Problem to solve => Repeat the records exactly. Every line must match.

--------------------------------------------------

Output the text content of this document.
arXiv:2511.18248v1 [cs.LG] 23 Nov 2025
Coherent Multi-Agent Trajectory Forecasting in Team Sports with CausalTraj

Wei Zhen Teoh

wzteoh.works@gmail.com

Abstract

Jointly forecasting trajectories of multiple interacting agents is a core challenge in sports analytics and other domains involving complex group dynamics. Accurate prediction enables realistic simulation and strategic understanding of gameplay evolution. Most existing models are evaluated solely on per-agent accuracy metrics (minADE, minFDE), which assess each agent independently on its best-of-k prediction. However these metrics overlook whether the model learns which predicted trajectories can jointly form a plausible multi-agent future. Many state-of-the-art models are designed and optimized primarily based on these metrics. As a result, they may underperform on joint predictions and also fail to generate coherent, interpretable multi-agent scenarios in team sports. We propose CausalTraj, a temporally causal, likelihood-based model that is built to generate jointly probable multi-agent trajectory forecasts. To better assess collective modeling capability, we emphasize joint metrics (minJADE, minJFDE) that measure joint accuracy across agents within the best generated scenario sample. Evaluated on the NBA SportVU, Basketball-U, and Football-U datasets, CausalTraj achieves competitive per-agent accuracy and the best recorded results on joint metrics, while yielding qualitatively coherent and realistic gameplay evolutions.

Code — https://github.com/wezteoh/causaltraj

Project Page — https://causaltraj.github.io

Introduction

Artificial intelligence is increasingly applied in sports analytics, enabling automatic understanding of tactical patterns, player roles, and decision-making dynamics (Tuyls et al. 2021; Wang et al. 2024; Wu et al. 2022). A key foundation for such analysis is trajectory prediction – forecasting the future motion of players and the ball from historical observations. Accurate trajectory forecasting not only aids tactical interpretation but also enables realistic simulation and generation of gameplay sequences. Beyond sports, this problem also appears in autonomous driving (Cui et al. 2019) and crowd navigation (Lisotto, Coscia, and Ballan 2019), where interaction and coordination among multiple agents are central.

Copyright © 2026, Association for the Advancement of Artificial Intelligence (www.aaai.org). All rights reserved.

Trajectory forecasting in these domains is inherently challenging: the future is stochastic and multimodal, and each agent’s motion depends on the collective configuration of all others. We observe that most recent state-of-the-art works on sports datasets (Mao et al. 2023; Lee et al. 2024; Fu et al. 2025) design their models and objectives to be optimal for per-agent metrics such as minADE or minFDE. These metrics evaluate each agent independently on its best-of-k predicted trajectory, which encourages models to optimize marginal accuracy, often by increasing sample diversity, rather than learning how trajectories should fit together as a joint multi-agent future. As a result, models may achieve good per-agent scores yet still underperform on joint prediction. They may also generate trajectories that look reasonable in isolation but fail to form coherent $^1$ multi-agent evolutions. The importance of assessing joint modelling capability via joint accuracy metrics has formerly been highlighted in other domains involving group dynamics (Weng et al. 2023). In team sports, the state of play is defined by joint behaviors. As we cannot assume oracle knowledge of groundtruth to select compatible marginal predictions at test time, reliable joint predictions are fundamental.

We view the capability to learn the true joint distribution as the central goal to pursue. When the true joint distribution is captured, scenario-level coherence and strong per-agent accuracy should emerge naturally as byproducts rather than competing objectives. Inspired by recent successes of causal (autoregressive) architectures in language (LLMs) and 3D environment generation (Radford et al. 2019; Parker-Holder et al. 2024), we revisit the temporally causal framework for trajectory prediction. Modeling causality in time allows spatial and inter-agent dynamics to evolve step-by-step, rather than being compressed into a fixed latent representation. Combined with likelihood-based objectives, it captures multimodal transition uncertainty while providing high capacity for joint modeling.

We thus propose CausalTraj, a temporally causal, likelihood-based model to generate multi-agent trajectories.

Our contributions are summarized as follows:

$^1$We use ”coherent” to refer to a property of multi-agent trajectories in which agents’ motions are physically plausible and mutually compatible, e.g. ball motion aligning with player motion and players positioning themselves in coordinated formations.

--------------------------------------------------

Full answer =>
Output the text content of this document.
arXiv:2511.18248v1 [cs.LG] 23 Nov 2025
Coherent Multi-Agent Trajectory Forecasting in Team Sports with CausalTraj

Wei Zhen Teoh

wzteoh.works@gmail.com

Abstract

Jointly forecasting trajectories of multiple interacting agents is a core challenge in sports analytics and other domains involving complex group dynamics. Accurate prediction enables realistic simulation and strategic understanding of gameplay evolution. Most existing models are evaluated solely on per-agent accuracy metrics (minADE, minFDE), which assess each agent independently on its best-of-k prediction. However these metrics overlook whether the model learns which predicted trajectories can jointly form a plausible multi-agent future. Many state-of-the-art models are designed and optimized primarily based on these metrics. As a result, they may underperform on joint predictions and also fail to generate coherent, interpretable multi-agent scenarios in team sports. We propose CausalTraj, a temporally causal, likelihood-based model that is built to generate jointly probable multi-agent trajectory forecasts. To better assess collective modeling capability, we emphasize joint metrics (minJADE, minJFDE) that measure joint accuracy across agents within the best generated scenario sample. Evaluated on the NBA SportVU, Basketball-U, and Football-U datasets, CausalTraj achieves competitive per-agent accuracy and the best recorded results on joint metrics, while yielding qualitatively coherent and realistic gameplay evolutions.

Code — https://github.com/wezteoh/causaltraj

Project Page — https://causaltraj.github.io

Introduction

Artificial intelligence is increasingly applied in sports analytics, enabling automatic understanding of tactical patterns, player roles, and decision-making dynamics (Tuyls et al. 2021; Wang et al. 2024; Wu et al. 2022). A key foundation for such analysis is trajectory prediction – forecasting the future motion of players and the ball from historical observations. Accurate trajectory forecasting not only aids tactical interpretation but also enables realistic simulation and generation of gameplay sequences. Beyond sports, this problem also appears in autonomous driving (Cui et al. 2019) and crowd navigation (Lisotto, Coscia, and Ballan 2019), where interaction and coordination among multiple agents are central.

Copyright © 2026, Association for the Advancement of Artificial Intelligence (www.aaai.org). All rights reserved.

Trajectory forecasting in these domains is inherently challenging: the future is stochastic and multimodal, and each agent’s motion depends on the collective configuration of all others. We observe that most recent state-of-the-art works on sports datasets (Mao et al. 2023; Lee et al. 2024; Fu et al. 2025) design their models and objectives to be optimal for per-agent metrics such as minADE or minFDE. These metrics evaluate each agent independently on its best-of-k predicted trajectory, which encourages models to optimize marginal accuracy, often by increasing sample diversity, rather than learning how trajectories should fit together as a joint multi-agent future. As a result, models may achieve good per-agent scores yet still underperform on joint prediction. They may also generate trajectories that look reasonable in isolation but fail to form coherent $^1$ multi-agent evolutions. The importance of assessing joint modelling capability via joint accuracy metrics has formerly been highlighted in other domains involving group dynamics (Weng et al. 2023). In team sports, the state of play is defined by joint behaviors. As we cannot assume oracle knowledge of groundtruth to select compatible marginal predictions at test time, reliable joint predictions are fundamental.

We view the capability to learn the true joint distribution as the central goal to pursue. When the true joint distribution is captured, scenario-level coherence and strong per-agent accuracy should emerge naturally as byproducts rather than competing objectives. Inspired by recent successes of causal (autoregressive) architectures in language (LLMs) and 3D environment generation (Radford et al. 2019; Parker-Holder et al. 2024), we revisit the temporally causal framework for trajectory prediction. Modeling causality in time allows spatial and inter-agent dynamics to evolve step-by-step, rather than being compressed into a fixed latent representation. Combined with likelihood-based objectives, it captures multimodal transition uncertainty while providing high capacity for joint modeling.

We thus propose CausalTraj, a temporally causal, likelihood-based model to generate multi-agent trajectories.

Our contributions are summarized as follows:

$^1$We use ”coherent” to refer to a property of multi-agent trajectories in which agents’ motions are physically plausible and mutually compatible, e.g. ball motion aligning with player motion and players positioning themselves in coordinated formations.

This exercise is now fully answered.